Output the data exactly, with every line intact.

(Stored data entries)
%%
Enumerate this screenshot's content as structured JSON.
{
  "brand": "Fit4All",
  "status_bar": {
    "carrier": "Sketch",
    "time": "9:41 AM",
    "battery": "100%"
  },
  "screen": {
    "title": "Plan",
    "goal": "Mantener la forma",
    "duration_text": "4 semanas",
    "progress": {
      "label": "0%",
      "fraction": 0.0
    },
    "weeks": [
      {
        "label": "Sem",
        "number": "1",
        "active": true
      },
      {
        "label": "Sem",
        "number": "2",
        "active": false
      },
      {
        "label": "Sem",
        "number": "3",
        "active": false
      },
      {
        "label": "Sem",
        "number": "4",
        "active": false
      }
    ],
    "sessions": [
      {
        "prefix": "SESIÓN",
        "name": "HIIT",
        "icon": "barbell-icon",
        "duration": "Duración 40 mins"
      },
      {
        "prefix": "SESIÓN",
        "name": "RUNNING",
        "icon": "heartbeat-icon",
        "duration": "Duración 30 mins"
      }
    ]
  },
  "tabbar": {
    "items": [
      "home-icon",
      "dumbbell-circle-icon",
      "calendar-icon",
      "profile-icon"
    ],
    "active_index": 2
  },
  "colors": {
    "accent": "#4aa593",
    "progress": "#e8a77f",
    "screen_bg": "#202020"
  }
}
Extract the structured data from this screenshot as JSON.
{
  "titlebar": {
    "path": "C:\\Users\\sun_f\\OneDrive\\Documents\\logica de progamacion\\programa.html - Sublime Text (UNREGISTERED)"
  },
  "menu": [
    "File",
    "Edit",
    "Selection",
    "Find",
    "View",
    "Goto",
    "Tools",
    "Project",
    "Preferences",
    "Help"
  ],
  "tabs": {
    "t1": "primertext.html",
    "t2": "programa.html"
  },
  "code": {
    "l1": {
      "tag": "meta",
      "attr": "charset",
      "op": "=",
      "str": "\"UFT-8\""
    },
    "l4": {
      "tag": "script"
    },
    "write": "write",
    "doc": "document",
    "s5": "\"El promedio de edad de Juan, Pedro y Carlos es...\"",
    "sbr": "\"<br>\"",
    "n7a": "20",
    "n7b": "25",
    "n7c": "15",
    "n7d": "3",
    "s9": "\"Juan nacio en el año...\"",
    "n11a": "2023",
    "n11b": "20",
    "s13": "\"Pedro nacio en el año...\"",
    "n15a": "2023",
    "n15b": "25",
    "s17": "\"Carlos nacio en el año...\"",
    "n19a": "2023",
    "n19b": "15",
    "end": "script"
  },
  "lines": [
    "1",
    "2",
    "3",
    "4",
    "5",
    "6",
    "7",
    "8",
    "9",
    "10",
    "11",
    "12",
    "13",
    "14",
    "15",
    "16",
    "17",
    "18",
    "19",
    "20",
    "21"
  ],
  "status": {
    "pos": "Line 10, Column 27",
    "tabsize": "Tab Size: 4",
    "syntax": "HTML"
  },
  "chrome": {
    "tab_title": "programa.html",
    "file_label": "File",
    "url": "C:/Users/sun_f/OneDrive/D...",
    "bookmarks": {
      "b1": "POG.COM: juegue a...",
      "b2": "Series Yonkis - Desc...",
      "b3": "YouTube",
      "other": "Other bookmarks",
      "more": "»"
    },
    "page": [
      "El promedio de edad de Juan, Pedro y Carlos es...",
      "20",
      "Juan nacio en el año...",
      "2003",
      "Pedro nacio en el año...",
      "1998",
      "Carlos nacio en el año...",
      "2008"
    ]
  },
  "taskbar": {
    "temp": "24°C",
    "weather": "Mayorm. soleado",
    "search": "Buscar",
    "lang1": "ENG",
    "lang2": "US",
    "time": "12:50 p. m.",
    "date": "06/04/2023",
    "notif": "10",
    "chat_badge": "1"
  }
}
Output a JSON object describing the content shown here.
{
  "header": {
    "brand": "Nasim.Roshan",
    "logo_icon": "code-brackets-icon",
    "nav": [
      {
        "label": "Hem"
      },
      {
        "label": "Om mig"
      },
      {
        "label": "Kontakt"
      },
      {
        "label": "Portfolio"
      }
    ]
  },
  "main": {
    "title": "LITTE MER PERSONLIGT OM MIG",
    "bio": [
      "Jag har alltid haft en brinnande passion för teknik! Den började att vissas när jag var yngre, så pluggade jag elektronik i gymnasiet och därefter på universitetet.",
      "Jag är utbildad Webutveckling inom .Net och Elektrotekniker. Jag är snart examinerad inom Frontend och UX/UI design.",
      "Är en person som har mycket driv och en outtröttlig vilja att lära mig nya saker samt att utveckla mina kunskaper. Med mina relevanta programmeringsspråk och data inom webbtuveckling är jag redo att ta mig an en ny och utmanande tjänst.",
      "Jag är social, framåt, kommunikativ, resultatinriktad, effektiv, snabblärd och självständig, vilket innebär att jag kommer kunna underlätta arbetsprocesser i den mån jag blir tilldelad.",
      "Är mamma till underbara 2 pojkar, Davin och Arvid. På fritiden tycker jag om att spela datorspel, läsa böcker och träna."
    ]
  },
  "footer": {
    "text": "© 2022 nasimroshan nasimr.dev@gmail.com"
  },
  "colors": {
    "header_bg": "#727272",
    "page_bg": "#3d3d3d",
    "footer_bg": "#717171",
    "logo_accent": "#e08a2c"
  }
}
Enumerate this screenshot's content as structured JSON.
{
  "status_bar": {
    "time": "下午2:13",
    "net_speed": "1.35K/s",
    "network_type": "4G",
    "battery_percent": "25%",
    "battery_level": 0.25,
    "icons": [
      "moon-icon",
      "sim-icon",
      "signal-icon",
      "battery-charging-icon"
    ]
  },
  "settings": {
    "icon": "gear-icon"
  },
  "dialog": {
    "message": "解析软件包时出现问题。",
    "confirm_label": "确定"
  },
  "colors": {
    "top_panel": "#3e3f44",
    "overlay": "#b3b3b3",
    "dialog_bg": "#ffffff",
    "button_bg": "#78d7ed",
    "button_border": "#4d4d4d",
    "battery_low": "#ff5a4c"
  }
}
%%
COMPLETE RESPONSE
Enumerate this screenshot's content as structured JSON.
{
  "brand": "Fit4All",
  "status_bar": {
    "carrier": "Sketch",
    "time": "9:41 AM",
    "battery": "100%"
  },
  "screen": {
    "title": "Plan",
    "goal": "Mantener la forma",
    "duration_text": "4 semanas",
    "progress": {
      "label": "0%",
      "fraction": 0.0
    },
    "weeks": [
      {
        "label": "Sem",
        "number": "1",
        "active": true
      },
      {
        "label": "Sem",
        "number": "2",
        "active": false
      },
      {
        "label": "Sem",
        "number": "3",
        "active": false
      },
      {
        "label": "Sem",
        "number": "4",
        "active": false
      }
    ],
    "sessions": [
      {
        "prefix": "SESIÓN",
        "name": "HIIT",
        "icon": "barbell-icon",
        "duration": "Duración 40 mins"
      },
      {
        "prefix": "SESIÓN",
        "name": "RUNNING",
        "icon": "heartbeat-icon",
        "duration": "Duración 30 mins"
      }
    ]
  },
  "tabbar": {
    "items": [
      "home-icon",
      "dumbbell-circle-icon",
      "calendar-icon",
      "profile-icon"
    ],
    "active_index": 2
  },
  "colors": {
    "accent": "#4aa593",
    "progress": "#e8a77f",
    "screen_bg": "#202020"
  }
}
Extract the structured data from this screenshot as JSON.
{
  "titlebar": {
    "path": "C:\\Users\\sun_f\\OneDrive\\Documents\\logica de progamacion\\programa.html - Sublime Text (UNREGISTERED)"
  },
  "menu": [
    "File",
    "Edit",
    "Selection",
    "Find",
    "View",
    "Goto",
    "Tools",
    "Project",
    "Preferences",
    "Help"
  ],
  "tabs": {
    "t1": "primertext.html",
    "t2": "programa.html"
  },
  "code": {
    "l1": {
      "tag": "meta",
      "attr": "charset",
      "op": "=",
      "str": "\"UFT-8\""
    },
    "l4": {
      "tag": "script"
    },
    "write": "write",
    "doc": "document",
    "s5": "\"El promedio de edad de Juan, Pedro y Carlos es...\"",
    "sbr": "\"<br>\"",
    "n7a": "20",
    "n7b": "25",
    "n7c": "15",
    "n7d": "3",
    "s9": "\"Juan nacio en el año...\"",
    "n11a": "2023",
    "n11b": "20",
    "s13": "\"Pedro nacio en el año...\"",
    "n15a": "2023",
    "n15b": "25",
    "s17": "\"Carlos nacio en el año...\"",
    "n19a": "2023",
    "n19b": "15",
    "end": "script"
  },
  "lines": [
    "1",
    "2",
    "3",
    "4",
    "5",
    "6",
    "7",
    "8",
    "9",
    "10",
    "11",
    "12",
    "13",
    "14",
    "15",
    "16",
    "17",
    "18",
    "19",
    "20",
    "21"
  ],
  "status": {
    "pos": "Line 10, Column 27",
    "tabsize": "Tab Size: 4",
    "syntax": "HTML"
  },
  "chrome": {
    "tab_title": "programa.html",
    "file_label": "File",
    "url": "C:/Users/sun_f/OneDrive/D...",
    "bookmarks": {
      "b1": "POG.COM: juegue a...",
      "b2": "Series Yonkis - Desc...",
      "b3": "YouTube",
      "other": "Other bookmarks",
      "more": "»"
    },
    "page": [
      "El promedio de edad de Juan, Pedro y Carlos es...",
      "20",
      "Juan nacio en el año...",
      "2003",
      "Pedro nacio en el año...",
      "1998",
      "Carlos nacio en el año...",
      "2008"
    ]
  },
  "taskbar": {
    "temp": "24°C",
    "weather": "Mayorm. soleado",
    "search": "Buscar",
    "lang1": "ENG",
    "lang2": "US",
    "time": "12:50 p. m.",
    "date": "06/04/2023",
    "notif": "10",
    "chat_badge": "1"
  }
}
Output a JSON object describing the content shown here.
{
  "header": {
    "brand": "Nasim.Roshan",
    "logo_icon": "code-brackets-icon",
    "nav": [
      {
        "label": "Hem"
      },
      {
        "label": "Om mig"
      },
      {
        "label": "Kontakt"
      },
      {
        "label": "Portfolio"
      }
    ]
  },
  "main": {
    "title": "LITTE MER PERSONLIGT OM MIG",
    "bio": [
      "Jag har alltid haft en brinnande passion för teknik! Den började att vissas när jag var yngre, så pluggade jag elektronik i gymnasiet och därefter på universitetet.",
      "Jag är utbildad Webutveckling inom .Net och Elektrotekniker. Jag är snart examinerad inom Frontend och UX/UI design.",
      "Är en person som har mycket driv och en outtröttlig vilja att lära mig nya saker samt att utveckla mina kunskaper. Med mina relevanta programmeringsspråk och data inom webbtuveckling är jag redo att ta mig an en ny och utmanande tjänst.",
      "Jag är social, framåt, kommunikativ, resultatinriktad, effektiv, snabblärd och självständig, vilket innebär att jag kommer kunna underlätta arbetsprocesser i den mån jag blir tilldelad.",
      "Är mamma till underbara 2 pojkar, Davin och Arvid. På fritiden tycker jag om att spela datorspel, läsa böcker och träna."
    ]
  },
  "footer": {
    "text": "© 2022 nasimroshan nasimr.dev@gmail.com"
  },
  "colors": {
    "header_bg": "#727272",
    "page_bg": "#3d3d3d",
    "footer_bg": "#717171",
    "logo_accent": "#e08a2c"
  }
}
Enumerate this screenshot's content as structured JSON.
{
  "status_bar": {
    "time": "下午2:13",
    "net_speed": "1.35K/s",
    "network_type": "4G",
    "battery_percent": "25%",
    "battery_level": 0.25,
    "icons": [
      "moon-icon",
      "sim-icon",
      "signal-icon",
      "battery-charging-icon"
    ]
  },
  "settings": {
    "icon": "gear-icon"
  },
  "dialog": {
    "message": "解析软件包时出现问题。",
    "confirm_label": "确定"
  },
  "colors": {
    "top_panel": "#3e3f44",
    "overlay": "#b3b3b3",
    "dialog_bg": "#ffffff",
    "button_bg": "#78d7ed",
    "button_border": "#4d4d4d",
    "battery_low": "#ff5a4c"
  }
}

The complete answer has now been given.